TASK - State the number of lines in these records that include the word "What", and add nothing to it.

EXTRACTED INFORMATION -
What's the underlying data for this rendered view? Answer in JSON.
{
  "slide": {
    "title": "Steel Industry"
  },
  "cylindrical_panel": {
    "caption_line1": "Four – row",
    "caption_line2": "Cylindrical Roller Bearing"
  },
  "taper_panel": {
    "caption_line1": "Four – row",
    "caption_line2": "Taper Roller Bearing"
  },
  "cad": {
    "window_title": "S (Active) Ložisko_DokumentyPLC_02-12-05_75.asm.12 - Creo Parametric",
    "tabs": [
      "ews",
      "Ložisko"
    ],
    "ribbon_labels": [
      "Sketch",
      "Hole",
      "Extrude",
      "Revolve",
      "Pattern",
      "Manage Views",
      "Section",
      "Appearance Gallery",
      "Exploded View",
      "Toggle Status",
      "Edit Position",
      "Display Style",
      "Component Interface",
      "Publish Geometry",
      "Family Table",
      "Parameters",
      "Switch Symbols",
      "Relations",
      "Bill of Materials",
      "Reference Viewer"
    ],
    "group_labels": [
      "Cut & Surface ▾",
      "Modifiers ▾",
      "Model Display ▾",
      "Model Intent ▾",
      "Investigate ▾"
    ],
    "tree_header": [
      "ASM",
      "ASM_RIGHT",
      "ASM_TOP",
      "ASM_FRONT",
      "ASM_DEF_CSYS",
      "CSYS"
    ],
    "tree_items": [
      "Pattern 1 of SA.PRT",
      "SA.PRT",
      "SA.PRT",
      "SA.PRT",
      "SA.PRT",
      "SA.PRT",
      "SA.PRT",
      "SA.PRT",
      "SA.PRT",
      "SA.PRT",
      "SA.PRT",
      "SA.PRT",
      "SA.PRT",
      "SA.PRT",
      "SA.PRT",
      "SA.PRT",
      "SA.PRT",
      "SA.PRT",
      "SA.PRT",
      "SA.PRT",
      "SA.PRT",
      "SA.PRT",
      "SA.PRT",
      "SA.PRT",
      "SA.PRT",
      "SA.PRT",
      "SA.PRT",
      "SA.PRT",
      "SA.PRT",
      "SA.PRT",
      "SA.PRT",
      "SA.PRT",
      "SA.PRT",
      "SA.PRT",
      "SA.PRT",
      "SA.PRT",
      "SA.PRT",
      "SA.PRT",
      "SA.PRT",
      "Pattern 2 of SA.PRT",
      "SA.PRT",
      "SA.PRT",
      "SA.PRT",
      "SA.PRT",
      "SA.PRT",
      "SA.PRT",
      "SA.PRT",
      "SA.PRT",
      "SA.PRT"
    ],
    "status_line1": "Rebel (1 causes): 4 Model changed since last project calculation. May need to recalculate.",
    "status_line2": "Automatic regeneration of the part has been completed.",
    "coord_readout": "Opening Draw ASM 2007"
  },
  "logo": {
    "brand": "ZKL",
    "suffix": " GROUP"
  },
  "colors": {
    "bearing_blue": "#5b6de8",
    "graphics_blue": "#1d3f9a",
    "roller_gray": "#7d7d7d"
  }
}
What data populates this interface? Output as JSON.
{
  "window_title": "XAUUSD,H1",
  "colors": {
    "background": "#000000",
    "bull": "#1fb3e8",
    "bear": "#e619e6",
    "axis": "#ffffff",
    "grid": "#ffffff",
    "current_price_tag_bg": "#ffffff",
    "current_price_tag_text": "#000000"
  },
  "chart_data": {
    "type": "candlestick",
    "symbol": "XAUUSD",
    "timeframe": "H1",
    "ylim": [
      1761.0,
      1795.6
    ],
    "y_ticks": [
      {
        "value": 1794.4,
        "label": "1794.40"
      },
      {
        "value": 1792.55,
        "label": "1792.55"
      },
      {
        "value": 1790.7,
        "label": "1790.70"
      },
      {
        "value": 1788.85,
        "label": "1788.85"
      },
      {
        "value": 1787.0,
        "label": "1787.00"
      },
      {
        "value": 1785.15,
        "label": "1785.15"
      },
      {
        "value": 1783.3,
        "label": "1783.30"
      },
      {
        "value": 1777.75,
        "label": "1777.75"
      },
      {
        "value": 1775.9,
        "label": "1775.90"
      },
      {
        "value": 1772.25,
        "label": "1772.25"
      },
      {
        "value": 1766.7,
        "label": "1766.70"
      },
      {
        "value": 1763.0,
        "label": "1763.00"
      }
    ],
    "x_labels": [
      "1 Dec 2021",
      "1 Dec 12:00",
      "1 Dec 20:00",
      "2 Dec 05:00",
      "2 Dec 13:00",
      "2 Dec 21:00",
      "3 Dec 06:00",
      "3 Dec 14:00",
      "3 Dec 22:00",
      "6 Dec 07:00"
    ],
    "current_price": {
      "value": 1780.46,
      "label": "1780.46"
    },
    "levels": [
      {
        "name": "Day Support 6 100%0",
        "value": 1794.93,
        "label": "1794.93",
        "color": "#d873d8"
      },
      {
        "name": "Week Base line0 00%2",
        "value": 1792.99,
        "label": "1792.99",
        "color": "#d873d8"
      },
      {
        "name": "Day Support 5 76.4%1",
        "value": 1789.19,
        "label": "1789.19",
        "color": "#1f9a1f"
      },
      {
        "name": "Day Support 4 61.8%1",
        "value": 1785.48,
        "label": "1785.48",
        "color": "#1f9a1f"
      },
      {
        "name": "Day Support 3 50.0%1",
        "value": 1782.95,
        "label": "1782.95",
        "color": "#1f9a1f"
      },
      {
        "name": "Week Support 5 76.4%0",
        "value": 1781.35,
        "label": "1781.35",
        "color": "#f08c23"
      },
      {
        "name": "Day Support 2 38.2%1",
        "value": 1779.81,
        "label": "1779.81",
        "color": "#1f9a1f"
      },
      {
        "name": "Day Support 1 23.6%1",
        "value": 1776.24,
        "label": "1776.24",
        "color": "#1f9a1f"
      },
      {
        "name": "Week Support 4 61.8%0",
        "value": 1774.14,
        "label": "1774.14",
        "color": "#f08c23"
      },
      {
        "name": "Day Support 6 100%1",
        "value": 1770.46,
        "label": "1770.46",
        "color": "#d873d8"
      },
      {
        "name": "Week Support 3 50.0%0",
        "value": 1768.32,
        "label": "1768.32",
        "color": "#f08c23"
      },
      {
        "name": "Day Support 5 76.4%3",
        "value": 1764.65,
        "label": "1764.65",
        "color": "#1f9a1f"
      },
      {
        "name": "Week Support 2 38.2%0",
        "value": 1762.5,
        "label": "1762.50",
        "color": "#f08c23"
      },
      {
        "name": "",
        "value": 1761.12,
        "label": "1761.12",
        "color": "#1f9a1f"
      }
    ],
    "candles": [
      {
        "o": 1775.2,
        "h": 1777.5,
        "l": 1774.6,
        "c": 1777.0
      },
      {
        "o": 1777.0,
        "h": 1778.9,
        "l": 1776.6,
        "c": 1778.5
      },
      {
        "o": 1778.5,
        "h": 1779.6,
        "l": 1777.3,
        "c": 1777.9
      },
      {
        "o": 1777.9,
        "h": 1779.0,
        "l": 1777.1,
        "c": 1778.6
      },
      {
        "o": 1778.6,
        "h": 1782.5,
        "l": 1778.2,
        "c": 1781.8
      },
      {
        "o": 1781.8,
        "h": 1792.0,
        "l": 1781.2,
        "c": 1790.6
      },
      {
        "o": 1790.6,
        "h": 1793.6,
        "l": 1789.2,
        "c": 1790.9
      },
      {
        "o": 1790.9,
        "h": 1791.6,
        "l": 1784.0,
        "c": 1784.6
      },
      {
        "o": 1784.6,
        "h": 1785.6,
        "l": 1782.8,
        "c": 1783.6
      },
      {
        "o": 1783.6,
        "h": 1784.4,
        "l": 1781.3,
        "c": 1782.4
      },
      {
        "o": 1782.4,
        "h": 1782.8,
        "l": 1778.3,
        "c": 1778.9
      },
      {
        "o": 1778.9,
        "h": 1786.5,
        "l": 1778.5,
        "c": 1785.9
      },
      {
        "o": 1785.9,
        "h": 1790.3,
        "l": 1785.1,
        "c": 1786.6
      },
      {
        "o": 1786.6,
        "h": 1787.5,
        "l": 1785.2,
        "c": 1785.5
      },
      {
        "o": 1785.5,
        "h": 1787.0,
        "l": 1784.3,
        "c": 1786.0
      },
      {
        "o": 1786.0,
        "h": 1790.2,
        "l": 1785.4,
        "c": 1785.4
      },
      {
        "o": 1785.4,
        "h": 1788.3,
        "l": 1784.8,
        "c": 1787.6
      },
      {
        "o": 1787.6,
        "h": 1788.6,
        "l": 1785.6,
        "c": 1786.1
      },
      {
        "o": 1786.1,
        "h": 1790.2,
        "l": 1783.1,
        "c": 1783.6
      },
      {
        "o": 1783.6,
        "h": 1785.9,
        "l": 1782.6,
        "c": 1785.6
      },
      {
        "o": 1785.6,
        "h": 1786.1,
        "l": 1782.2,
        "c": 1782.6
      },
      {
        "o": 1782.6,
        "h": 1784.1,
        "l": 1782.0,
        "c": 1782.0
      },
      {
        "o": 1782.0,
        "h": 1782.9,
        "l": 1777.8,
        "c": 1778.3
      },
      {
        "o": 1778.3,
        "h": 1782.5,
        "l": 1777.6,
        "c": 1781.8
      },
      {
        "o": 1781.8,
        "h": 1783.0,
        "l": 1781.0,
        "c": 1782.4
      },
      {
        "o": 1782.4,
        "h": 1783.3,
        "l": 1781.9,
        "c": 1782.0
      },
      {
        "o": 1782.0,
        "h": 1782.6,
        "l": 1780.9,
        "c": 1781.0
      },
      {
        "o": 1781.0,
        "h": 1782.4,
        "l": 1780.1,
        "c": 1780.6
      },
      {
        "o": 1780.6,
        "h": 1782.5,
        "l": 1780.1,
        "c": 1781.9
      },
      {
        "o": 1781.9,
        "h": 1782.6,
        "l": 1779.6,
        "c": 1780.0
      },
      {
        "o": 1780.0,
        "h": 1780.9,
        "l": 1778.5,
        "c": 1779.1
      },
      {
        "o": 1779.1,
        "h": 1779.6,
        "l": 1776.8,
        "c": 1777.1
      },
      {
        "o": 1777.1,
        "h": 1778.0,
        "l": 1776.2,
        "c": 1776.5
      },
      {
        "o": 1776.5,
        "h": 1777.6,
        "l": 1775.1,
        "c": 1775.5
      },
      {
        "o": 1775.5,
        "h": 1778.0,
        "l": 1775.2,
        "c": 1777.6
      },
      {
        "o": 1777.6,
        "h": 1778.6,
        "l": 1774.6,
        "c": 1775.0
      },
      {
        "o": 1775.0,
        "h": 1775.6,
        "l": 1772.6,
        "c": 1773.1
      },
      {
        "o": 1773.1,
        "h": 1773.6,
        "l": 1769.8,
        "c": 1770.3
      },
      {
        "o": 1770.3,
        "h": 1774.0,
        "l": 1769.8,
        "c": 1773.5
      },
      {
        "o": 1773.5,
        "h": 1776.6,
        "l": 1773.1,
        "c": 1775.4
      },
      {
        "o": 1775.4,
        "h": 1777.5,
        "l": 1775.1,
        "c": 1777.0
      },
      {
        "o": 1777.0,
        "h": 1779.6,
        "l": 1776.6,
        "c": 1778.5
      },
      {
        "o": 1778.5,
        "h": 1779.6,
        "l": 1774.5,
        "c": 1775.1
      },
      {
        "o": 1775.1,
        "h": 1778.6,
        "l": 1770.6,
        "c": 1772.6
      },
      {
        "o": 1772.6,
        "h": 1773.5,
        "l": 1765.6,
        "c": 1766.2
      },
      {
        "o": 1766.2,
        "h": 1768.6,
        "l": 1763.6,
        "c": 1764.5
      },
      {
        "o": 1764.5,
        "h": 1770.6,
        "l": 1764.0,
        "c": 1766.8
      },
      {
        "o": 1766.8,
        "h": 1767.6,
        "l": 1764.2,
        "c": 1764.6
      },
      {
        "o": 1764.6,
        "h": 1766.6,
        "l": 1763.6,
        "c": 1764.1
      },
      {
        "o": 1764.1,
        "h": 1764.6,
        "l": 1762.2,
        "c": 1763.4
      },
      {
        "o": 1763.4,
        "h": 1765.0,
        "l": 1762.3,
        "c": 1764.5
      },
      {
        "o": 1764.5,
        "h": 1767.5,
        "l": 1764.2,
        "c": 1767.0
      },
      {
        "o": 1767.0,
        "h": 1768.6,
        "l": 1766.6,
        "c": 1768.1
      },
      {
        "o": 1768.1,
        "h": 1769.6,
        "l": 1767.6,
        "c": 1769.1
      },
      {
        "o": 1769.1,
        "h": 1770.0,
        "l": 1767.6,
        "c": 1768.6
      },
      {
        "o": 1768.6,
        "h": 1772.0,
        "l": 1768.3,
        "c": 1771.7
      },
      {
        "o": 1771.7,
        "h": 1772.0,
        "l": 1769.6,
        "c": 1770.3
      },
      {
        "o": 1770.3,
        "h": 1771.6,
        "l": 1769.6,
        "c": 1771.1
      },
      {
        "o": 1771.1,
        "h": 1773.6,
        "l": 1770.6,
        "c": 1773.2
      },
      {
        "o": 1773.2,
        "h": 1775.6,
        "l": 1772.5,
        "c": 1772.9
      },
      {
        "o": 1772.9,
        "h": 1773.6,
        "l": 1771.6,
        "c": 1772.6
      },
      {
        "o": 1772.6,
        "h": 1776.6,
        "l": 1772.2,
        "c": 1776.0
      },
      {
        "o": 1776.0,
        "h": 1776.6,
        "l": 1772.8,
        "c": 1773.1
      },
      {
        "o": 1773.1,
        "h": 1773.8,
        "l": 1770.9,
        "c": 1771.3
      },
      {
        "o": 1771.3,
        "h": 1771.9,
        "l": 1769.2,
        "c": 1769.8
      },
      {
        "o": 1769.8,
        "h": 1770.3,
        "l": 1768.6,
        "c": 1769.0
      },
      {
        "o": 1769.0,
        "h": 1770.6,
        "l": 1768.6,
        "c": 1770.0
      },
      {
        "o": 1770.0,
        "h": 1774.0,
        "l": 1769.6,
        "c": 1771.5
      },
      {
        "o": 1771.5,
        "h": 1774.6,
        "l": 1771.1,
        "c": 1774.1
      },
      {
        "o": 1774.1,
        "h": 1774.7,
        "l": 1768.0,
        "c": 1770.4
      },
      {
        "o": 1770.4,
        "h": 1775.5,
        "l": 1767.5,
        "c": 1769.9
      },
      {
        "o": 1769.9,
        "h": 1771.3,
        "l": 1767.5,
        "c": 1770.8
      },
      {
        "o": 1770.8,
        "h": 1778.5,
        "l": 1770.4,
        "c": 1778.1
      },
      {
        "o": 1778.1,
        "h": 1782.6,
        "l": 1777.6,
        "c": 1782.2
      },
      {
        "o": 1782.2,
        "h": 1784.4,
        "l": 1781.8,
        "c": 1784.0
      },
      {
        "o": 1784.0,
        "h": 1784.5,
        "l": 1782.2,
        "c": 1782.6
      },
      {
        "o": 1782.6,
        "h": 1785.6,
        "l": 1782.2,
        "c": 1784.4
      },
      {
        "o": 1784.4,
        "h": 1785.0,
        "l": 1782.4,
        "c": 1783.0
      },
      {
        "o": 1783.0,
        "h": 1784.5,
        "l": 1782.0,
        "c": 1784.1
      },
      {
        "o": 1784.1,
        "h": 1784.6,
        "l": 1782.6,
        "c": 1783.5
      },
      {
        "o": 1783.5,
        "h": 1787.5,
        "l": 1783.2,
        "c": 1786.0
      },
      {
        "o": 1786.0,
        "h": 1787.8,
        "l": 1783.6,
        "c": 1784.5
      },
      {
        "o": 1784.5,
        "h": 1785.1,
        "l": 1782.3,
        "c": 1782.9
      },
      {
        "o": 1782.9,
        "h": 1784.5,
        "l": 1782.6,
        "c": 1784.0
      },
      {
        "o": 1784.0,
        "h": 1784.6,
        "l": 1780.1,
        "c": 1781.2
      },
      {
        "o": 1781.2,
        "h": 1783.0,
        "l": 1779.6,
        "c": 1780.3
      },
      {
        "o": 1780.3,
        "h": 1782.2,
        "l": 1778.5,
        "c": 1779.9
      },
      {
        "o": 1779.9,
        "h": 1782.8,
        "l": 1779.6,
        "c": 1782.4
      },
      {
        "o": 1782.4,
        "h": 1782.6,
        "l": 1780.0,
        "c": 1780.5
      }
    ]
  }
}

COMPLETE OUTPUT - 2